• [Prompt]:
From the entries below, extract every line that includes the word "this".
>>
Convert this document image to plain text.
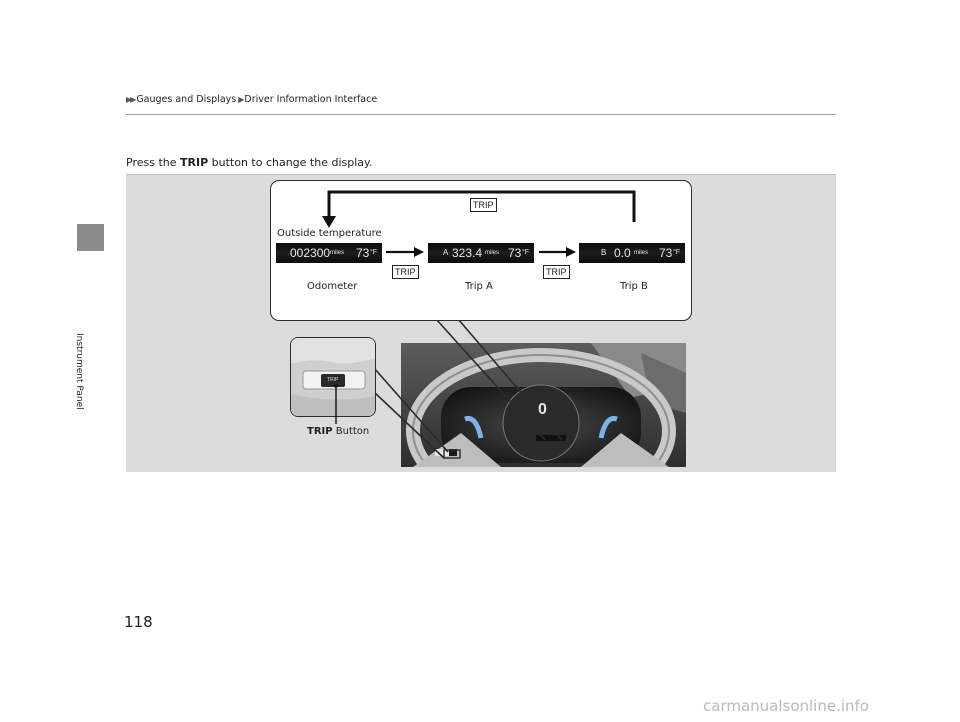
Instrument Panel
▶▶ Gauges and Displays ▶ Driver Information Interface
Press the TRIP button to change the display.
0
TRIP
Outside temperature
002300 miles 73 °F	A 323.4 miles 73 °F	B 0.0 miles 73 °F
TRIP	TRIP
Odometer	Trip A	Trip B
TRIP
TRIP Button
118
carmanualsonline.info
<<
>>
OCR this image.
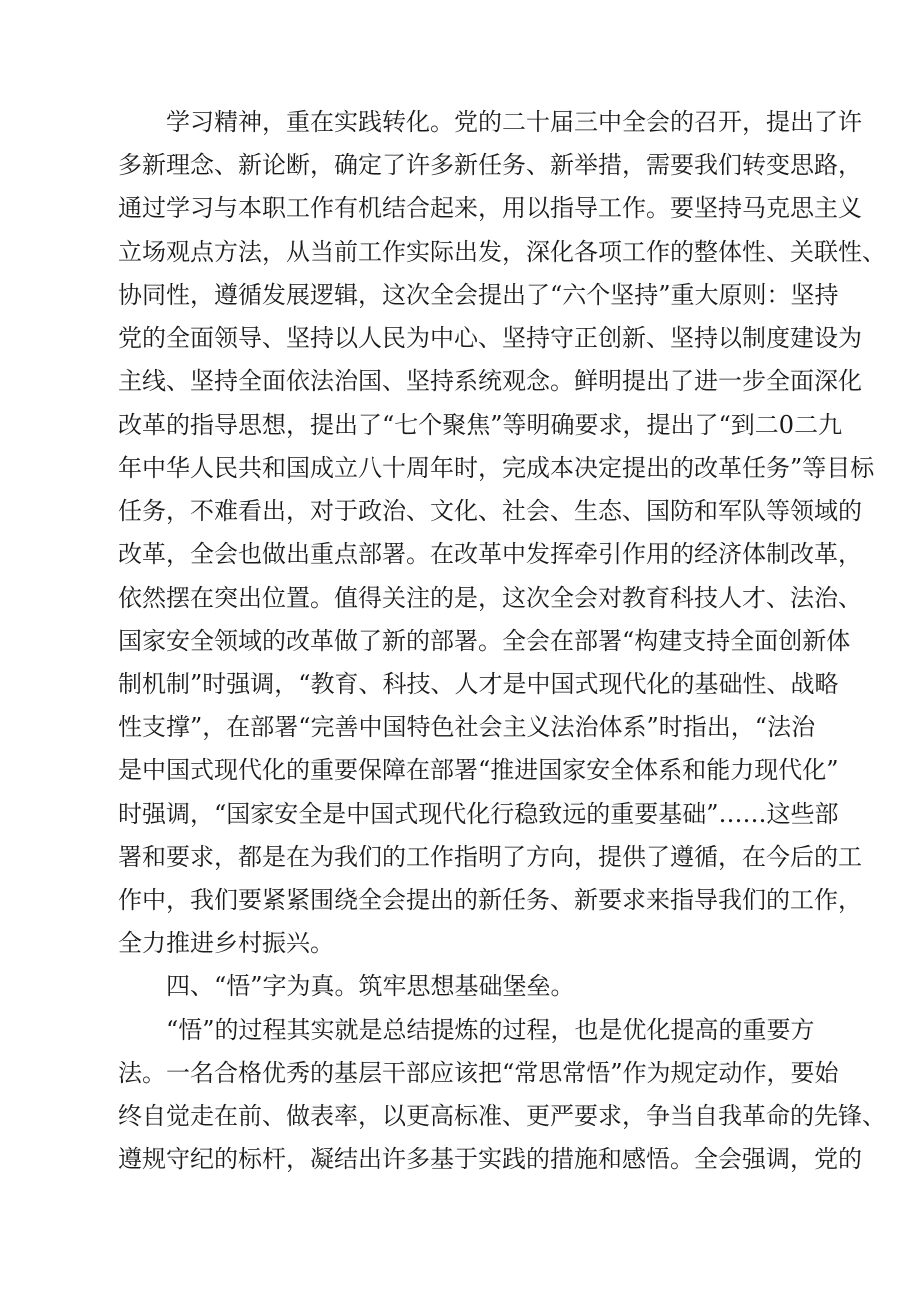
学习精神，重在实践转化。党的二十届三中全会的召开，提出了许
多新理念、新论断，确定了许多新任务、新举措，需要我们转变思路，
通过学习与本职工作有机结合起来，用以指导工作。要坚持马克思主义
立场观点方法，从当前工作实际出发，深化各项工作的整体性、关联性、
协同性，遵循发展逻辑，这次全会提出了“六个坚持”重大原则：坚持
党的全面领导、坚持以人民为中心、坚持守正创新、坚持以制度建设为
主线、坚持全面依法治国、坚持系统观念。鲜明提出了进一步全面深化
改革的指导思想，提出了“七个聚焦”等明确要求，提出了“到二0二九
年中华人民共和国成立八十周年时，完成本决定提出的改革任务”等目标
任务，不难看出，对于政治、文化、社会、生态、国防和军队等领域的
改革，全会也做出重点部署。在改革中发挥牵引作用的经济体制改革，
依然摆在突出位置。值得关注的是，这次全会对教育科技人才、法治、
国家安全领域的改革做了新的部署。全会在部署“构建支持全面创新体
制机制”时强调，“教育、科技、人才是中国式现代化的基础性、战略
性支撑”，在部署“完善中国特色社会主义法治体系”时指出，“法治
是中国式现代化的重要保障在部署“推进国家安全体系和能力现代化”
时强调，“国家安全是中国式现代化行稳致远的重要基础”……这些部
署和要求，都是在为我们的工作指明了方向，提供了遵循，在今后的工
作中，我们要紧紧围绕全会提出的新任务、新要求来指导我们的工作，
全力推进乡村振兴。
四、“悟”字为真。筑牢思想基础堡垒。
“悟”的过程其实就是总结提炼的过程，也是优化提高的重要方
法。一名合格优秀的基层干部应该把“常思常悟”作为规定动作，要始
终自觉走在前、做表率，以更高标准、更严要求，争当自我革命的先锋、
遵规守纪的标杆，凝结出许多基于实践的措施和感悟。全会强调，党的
<<
• [Written solution]:
Convert this document image to plain text.
OCR this image.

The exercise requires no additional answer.